Tuesday, December 31, 2019

A look back at 2019

I don't know about you, but we're staying home tonight.

It's not that we don't ever go out on New Year's Eve. Once every three or four years, we head out to a nice seafood restaurant for lobster or scallops. But we usually end up regretting it. The restaurants are packed, the servers are rushed, and the bill, when you finally do get it, is usually stratospheric.

So we're going to stay home and cook lobsters on the grill. And eat snacks. And drink Prosecco. And play lots and lots of games. Our favorites? Apples to Apples, Cranium Whoonu and Logo Party (my wife and daughter always cream me in that last one).

That's one nice thing about having an adult daughter live with you. You always have a third player for those fast-moving three-player games.

But before we get into that, there's one little piece of business I need to take care of. Reviewing my goals for this year.

Or should I say goal? Avid followers of this blog know that last New Year's Day, I flushed my usual practice of making a list of five or six or seven writing-related items. Instead I set for myself one overriding goal:

1) Sell The Enchanted Bookshop as a TV series

Well, it didn't happen. But it wasn't for lack of trying.

As described here previously, I acquired a Hollywood manager back in May 2018. I worked with him closely for the first couple months of 2019, polishing the pilot script and getting it ready for pitching. I even put together a pitch bible giving the background of each of the characters and offering short synopses of eight additional episodes.

The script went out in February. My manager had some impressive contacts (he said), including development executives at a couple of the big streamers (you can probably guess the name of one of them).

Every couple weeks I'd call my manager for an update. And every couple of weeks he'd give me the same answer. No word yet.

After a while, he stopped picking up the phone when I called, but at least he'd return it a day or two later. And then he stopped returning my calls altogether. And responding to my emails.

I sent him the script for another episode, which tells the origin story of the Lits and features a special appearance by Don Quixote himself. He never responded.

I don't know what happened. But I'm guessing that he heard enough no's that he decided I wasn't worth his time anymore.

Which is fine. A lot of screenwriters go through several managers before they find one who works (oops, I meant "that works").

Anyway, I kept busy writing all through the spring and summer. I started--and abandoned--a feature script version of The Enchanted Bookshop. I started--and abandoned--a Christmas play set in The Enchanted Bookshop universe (yeah, you heard right, universe). I started--and abandoned--a children's TV series based on another one of my plays, Wicked Is As Wicked Does.

And I did one other thing. I started pitching to animation studios. As it turns out, you don't actually need a manager to approach a lot of the animation houses. I ended up emailing 97 of them. Seven requested the script. Four of them rejected it.

So things are looking up. My 18-month contract with my manager ended in November. That frees me up to approach new managers. Seven minus four means three animation houses are still considering my pilot. And I'm almost done with a new project I started late last year, one which may provide an alternate path to getting a TV series.

I may not have achieved the one goal I set for myself this year. But the dream isn't dead either. I've got a new plan, a new energy, and a new year in which to get there.

But more on that next year...

Saturday, December 21, 2019

How I met your "Mumie"

Yesterday, I received something in the mail from my publisher. It was in a 4 X 5 envelope, nothing special, and I tried to guess what it was.

Instruction A:
Decide whether each statement agrees with the blog post: (i) the writer emailed 97 animation studios, (ii) the script went out in May, and (iii) the writer's contract with the manager ran for 12 months. For each, answer yes or no and quote the words of the blog post that decide it.
Instruction B:
Reproduce the blog post word for word between "That's one nice" and "lack of trying.", inclusive.

Supplied information:
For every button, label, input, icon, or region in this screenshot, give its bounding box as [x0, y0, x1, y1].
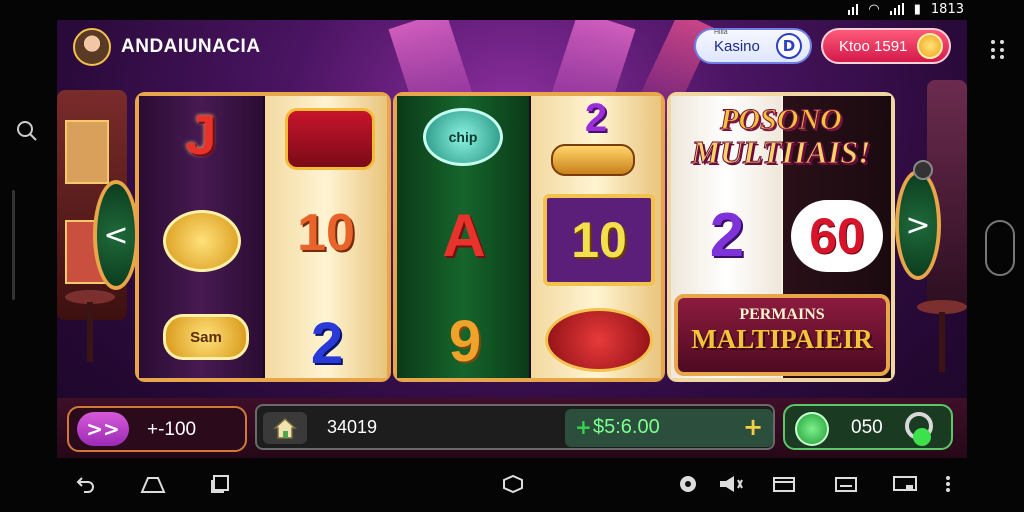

Complete response A:
(i) Yes: "I ended up emailing 97 of them."
(ii) No: "The script went out in February."
(iii) No: "My 18-month contract with my manager ended in November."

Complete response B:
That's one nice thing about having an adult daughter live with you. You always have a third player for those fast-moving three-player games.

But before we get into that, there's one little piece of business I need to take care of. Reviewing my goals for this year.

Or should I say goal? Avid followers of this blog know that last New Year's Day, I flushed my usual practice of making a list of five or six or seven writing-related items. Instead I set for myself one overriding goal:

1) Sell The Enchanted Bookshop as a TV series

Well, it didn't happen. But it wasn't for lack of trying.